To do:
Scan the material for the word "screenshot", and copy each line where it shows up.

Given data:

——

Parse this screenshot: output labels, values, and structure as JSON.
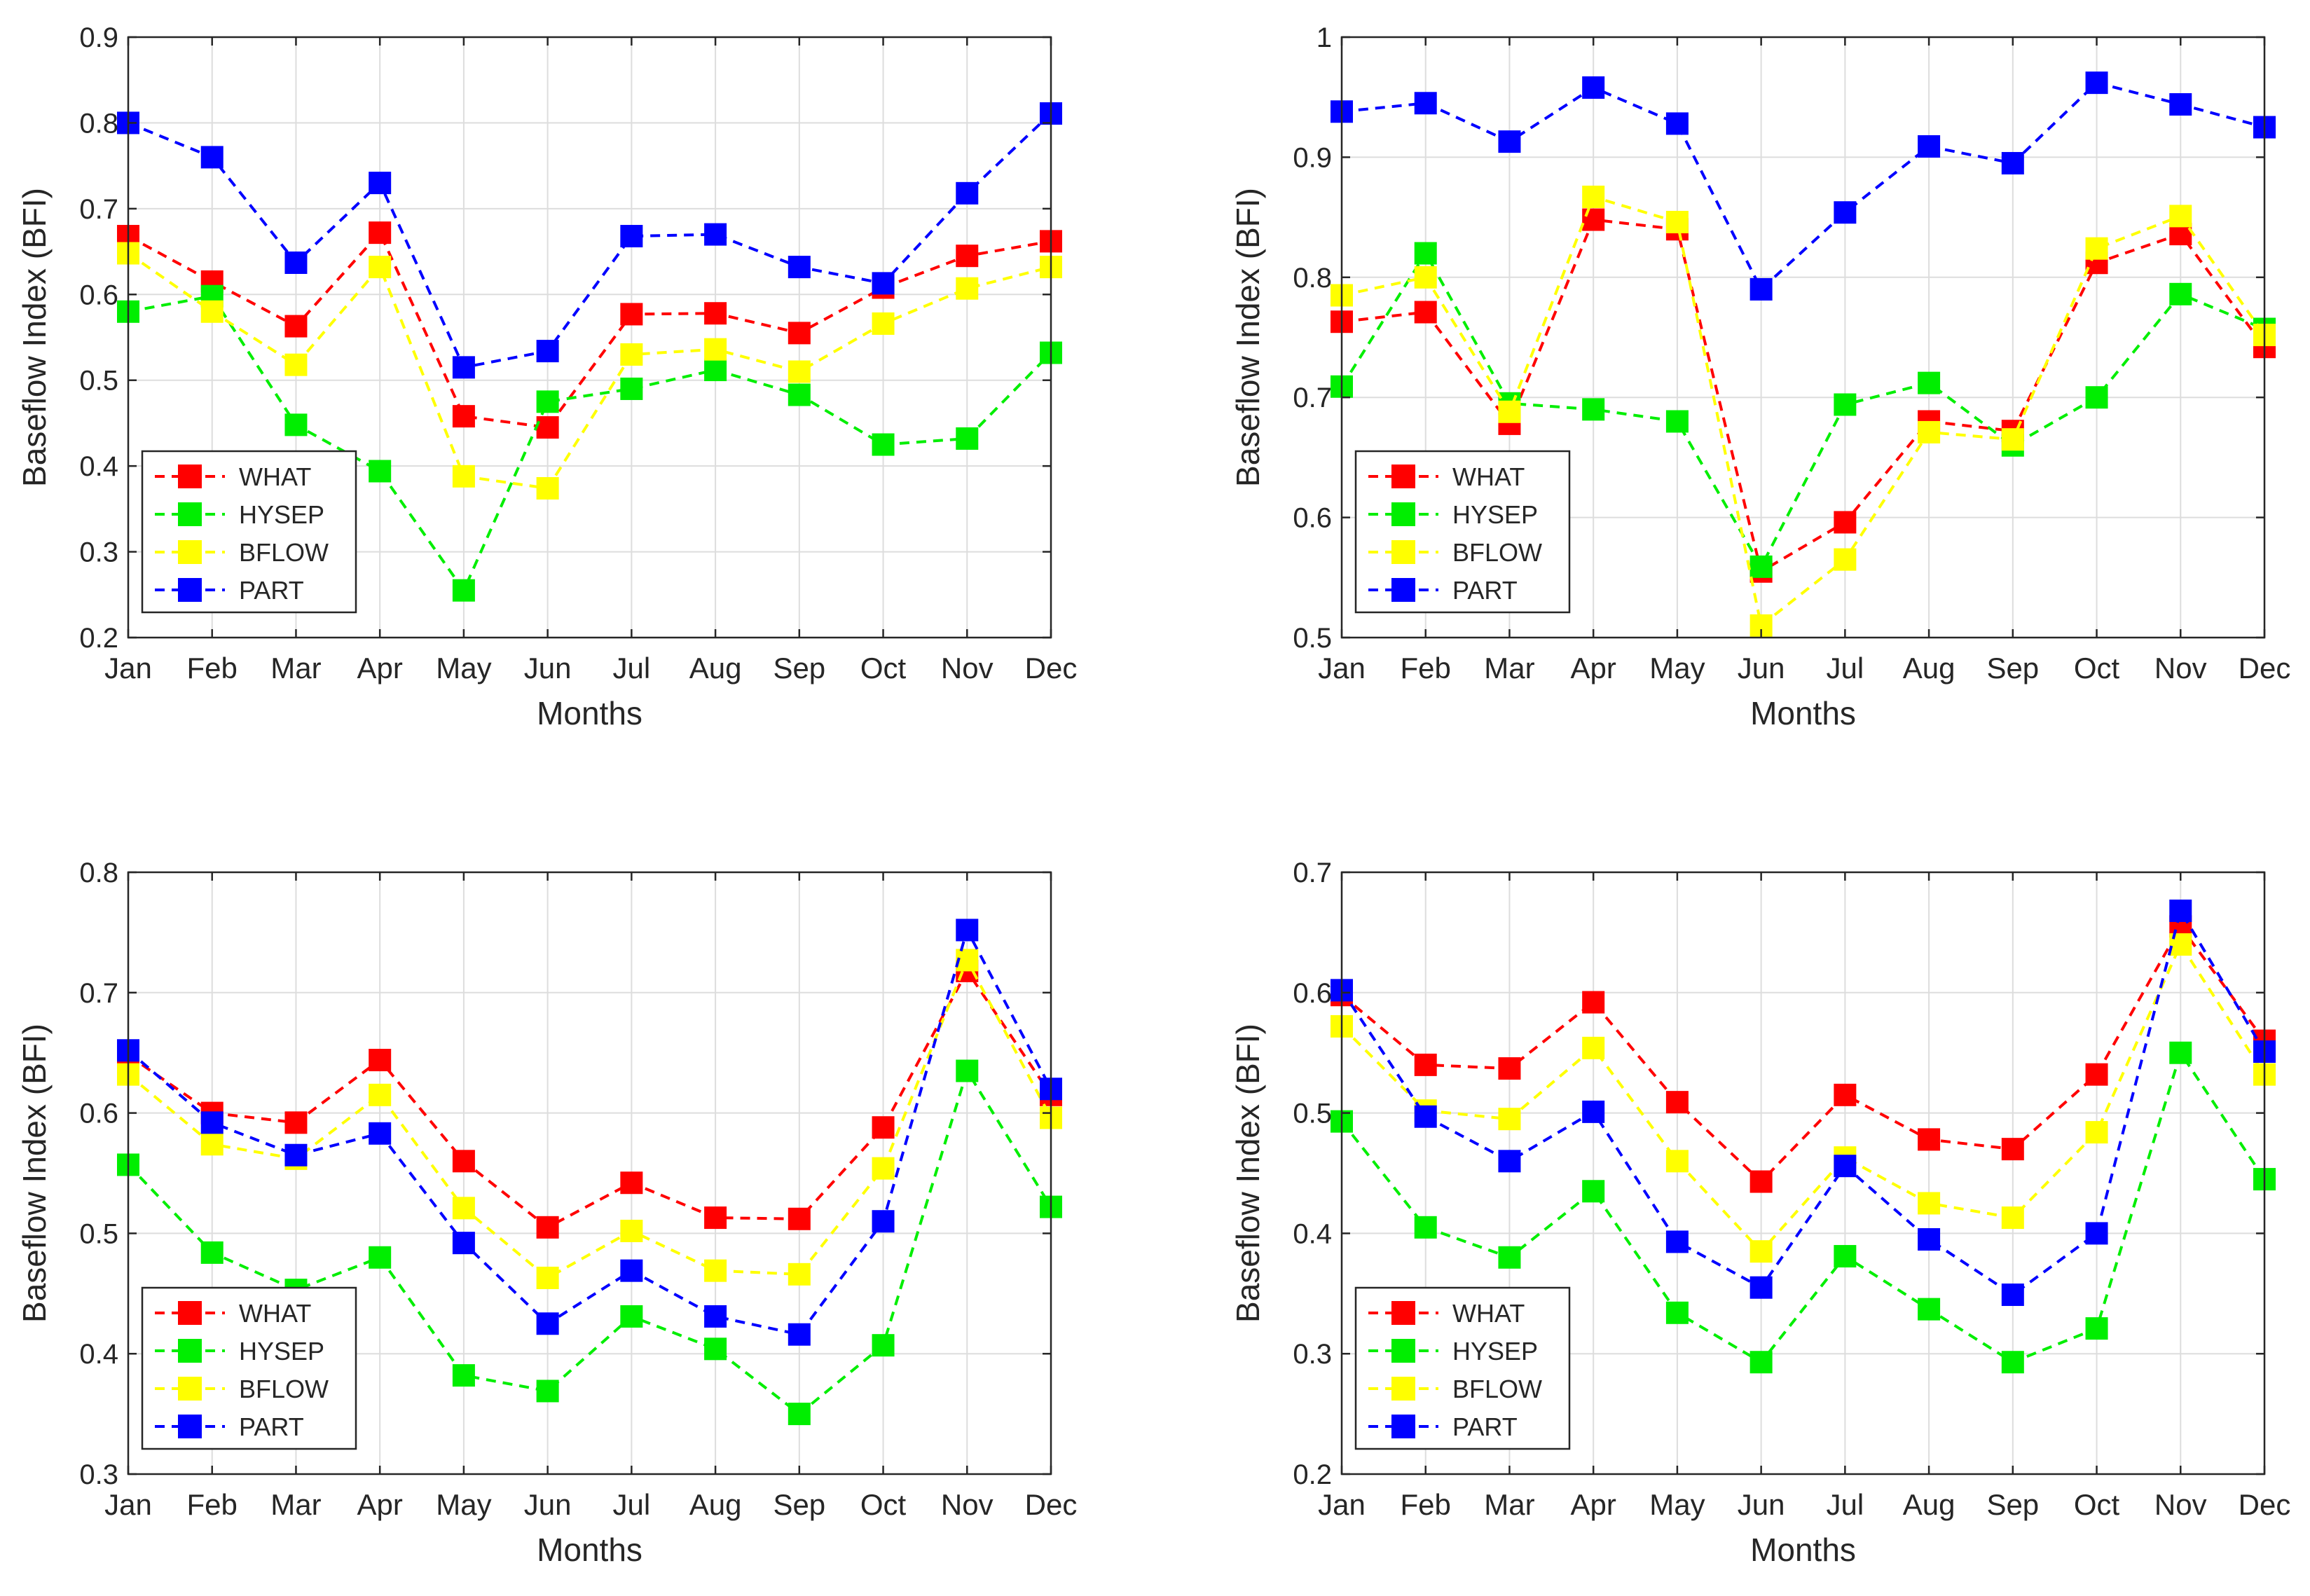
{
  "colors": {
    "WHAT": "#ff0000",
    "HYSEP": "#00ee00",
    "BFLOW": "#ffff00",
    "PART": "#0000ff",
    "grid": "#dddddd",
    "axis": "#262626"
  },
  "chart_data": [
    {
      "type": "line",
      "panel": "top-left",
      "xlabel": "Months",
      "ylabel": "Baseflow Index (BFI)",
      "categories": [
        "Jan",
        "Feb",
        "Mar",
        "Apr",
        "May",
        "Jun",
        "Jul",
        "Aug",
        "Sep",
        "Oct",
        "Nov",
        "Dec"
      ],
      "ylim": [
        0.2,
        0.9
      ],
      "yticks": [
        0.2,
        0.3,
        0.4,
        0.5,
        0.6,
        0.7,
        0.8,
        0.9
      ],
      "ytick_labels": [
        "0.2",
        "0.3",
        "0.4",
        "0.5",
        "0.6",
        "0.7",
        "0.8",
        "0.9"
      ],
      "grid": true,
      "legend": "bottom-left",
      "series": [
        {
          "name": "WHAT",
          "values": [
            0.668,
            0.615,
            0.563,
            0.672,
            0.458,
            0.445,
            0.577,
            0.578,
            0.555,
            0.608,
            0.645,
            0.662
          ]
        },
        {
          "name": "HYSEP",
          "values": [
            0.58,
            0.598,
            0.448,
            0.394,
            0.255,
            0.475,
            0.49,
            0.512,
            0.483,
            0.425,
            0.432,
            0.532
          ]
        },
        {
          "name": "BFLOW",
          "values": [
            0.648,
            0.58,
            0.518,
            0.632,
            0.388,
            0.374,
            0.53,
            0.536,
            0.51,
            0.566,
            0.607,
            0.632
          ]
        },
        {
          "name": "PART",
          "values": [
            0.8,
            0.76,
            0.637,
            0.73,
            0.515,
            0.534,
            0.668,
            0.67,
            0.632,
            0.613,
            0.718,
            0.811
          ]
        }
      ]
    },
    {
      "type": "line",
      "panel": "top-right",
      "xlabel": "Months",
      "ylabel": "Baseflow Index (BFI)",
      "categories": [
        "Jan",
        "Feb",
        "Mar",
        "Apr",
        "May",
        "Jun",
        "Jul",
        "Aug",
        "Sep",
        "Oct",
        "Nov",
        "Dec"
      ],
      "ylim": [
        0.5,
        1.0
      ],
      "yticks": [
        0.5,
        0.6,
        0.7,
        0.8,
        0.9,
        1.0
      ],
      "ytick_labels": [
        "0.5",
        "0.6",
        "0.7",
        "0.8",
        "0.9",
        "1"
      ],
      "grid": true,
      "legend": "bottom-left",
      "series": [
        {
          "name": "WHAT",
          "values": [
            0.763,
            0.771,
            0.678,
            0.848,
            0.84,
            0.555,
            0.596,
            0.68,
            0.672,
            0.812,
            0.836,
            0.742
          ]
        },
        {
          "name": "HYSEP",
          "values": [
            0.709,
            0.82,
            0.695,
            0.69,
            0.68,
            0.559,
            0.694,
            0.712,
            0.66,
            0.7,
            0.786,
            0.757
          ]
        },
        {
          "name": "BFLOW",
          "values": [
            0.785,
            0.8,
            0.688,
            0.867,
            0.846,
            0.51,
            0.565,
            0.671,
            0.665,
            0.824,
            0.851,
            0.752
          ]
        },
        {
          "name": "PART",
          "values": [
            0.938,
            0.945,
            0.913,
            0.958,
            0.928,
            0.79,
            0.854,
            0.909,
            0.895,
            0.962,
            0.944,
            0.925
          ]
        }
      ]
    },
    {
      "type": "line",
      "panel": "bottom-left",
      "xlabel": "Months",
      "ylabel": "Baseflow Index (BFI)",
      "categories": [
        "Jan",
        "Feb",
        "Mar",
        "Apr",
        "May",
        "Jun",
        "Jul",
        "Aug",
        "Sep",
        "Oct",
        "Nov",
        "Dec"
      ],
      "ylim": [
        0.3,
        0.8
      ],
      "yticks": [
        0.3,
        0.4,
        0.5,
        0.6,
        0.7,
        0.8
      ],
      "ytick_labels": [
        "0.3",
        "0.4",
        "0.5",
        "0.6",
        "0.7",
        "0.8"
      ],
      "grid": true,
      "legend": "bottom-left",
      "series": [
        {
          "name": "WHAT",
          "values": [
            0.648,
            0.6,
            0.592,
            0.644,
            0.56,
            0.505,
            0.542,
            0.513,
            0.512,
            0.588,
            0.718,
            0.615
          ]
        },
        {
          "name": "HYSEP",
          "values": [
            0.557,
            0.484,
            0.453,
            0.48,
            0.382,
            0.369,
            0.431,
            0.404,
            0.35,
            0.407,
            0.635,
            0.522
          ]
        },
        {
          "name": "BFLOW",
          "values": [
            0.632,
            0.574,
            0.562,
            0.615,
            0.521,
            0.463,
            0.502,
            0.469,
            0.466,
            0.554,
            0.727,
            0.596
          ]
        },
        {
          "name": "PART",
          "values": [
            0.652,
            0.592,
            0.565,
            0.583,
            0.492,
            0.425,
            0.469,
            0.431,
            0.416,
            0.51,
            0.752,
            0.62
          ]
        }
      ]
    },
    {
      "type": "line",
      "panel": "bottom-right",
      "xlabel": "Months",
      "ylabel": "Baseflow Index (BFI)",
      "categories": [
        "Jan",
        "Feb",
        "Mar",
        "Apr",
        "May",
        "Jun",
        "Jul",
        "Aug",
        "Sep",
        "Oct",
        "Nov",
        "Dec"
      ],
      "ylim": [
        0.2,
        0.7
      ],
      "yticks": [
        0.2,
        0.3,
        0.4,
        0.5,
        0.6,
        0.7
      ],
      "ytick_labels": [
        "0.2",
        "0.3",
        "0.4",
        "0.5",
        "0.6",
        "0.7"
      ],
      "grid": true,
      "legend": "bottom-left",
      "series": [
        {
          "name": "WHAT",
          "values": [
            0.598,
            0.54,
            0.537,
            0.592,
            0.509,
            0.443,
            0.515,
            0.478,
            0.47,
            0.532,
            0.655,
            0.56
          ]
        },
        {
          "name": "HYSEP",
          "values": [
            0.493,
            0.405,
            0.38,
            0.435,
            0.334,
            0.293,
            0.381,
            0.337,
            0.293,
            0.321,
            0.55,
            0.445
          ]
        },
        {
          "name": "BFLOW",
          "values": [
            0.572,
            0.502,
            0.495,
            0.554,
            0.46,
            0.385,
            0.463,
            0.425,
            0.413,
            0.484,
            0.64,
            0.532
          ]
        },
        {
          "name": "PART",
          "values": [
            0.602,
            0.497,
            0.46,
            0.501,
            0.393,
            0.355,
            0.456,
            0.395,
            0.349,
            0.4,
            0.668,
            0.551
          ]
        }
      ]
    }
  ]
}
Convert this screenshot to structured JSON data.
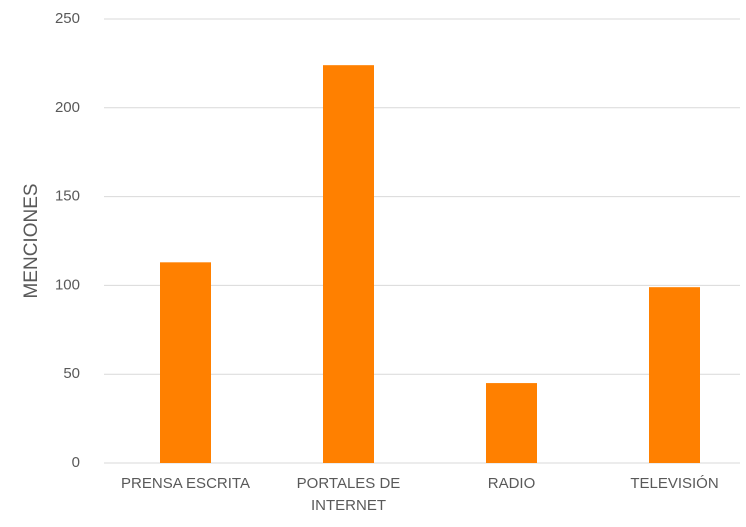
{
  "chart_data": {
    "type": "bar",
    "y_label": "MENCIONES",
    "categories": [
      "PRENSA ESCRITA",
      "PORTALES DE INTERNET",
      "RADIO",
      "TELEVISIÓN"
    ],
    "values": [
      113,
      224,
      45,
      99
    ],
    "color": "#ff8000",
    "ylim": [
      0,
      250
    ],
    "yticks": [
      0,
      50,
      100,
      150,
      200,
      250
    ],
    "grid": true
  }
}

——

Solution to this exercise:
Parse this screenshot: output labels, values, and structure as JSON.
Convert this screenshot to structured JSON data.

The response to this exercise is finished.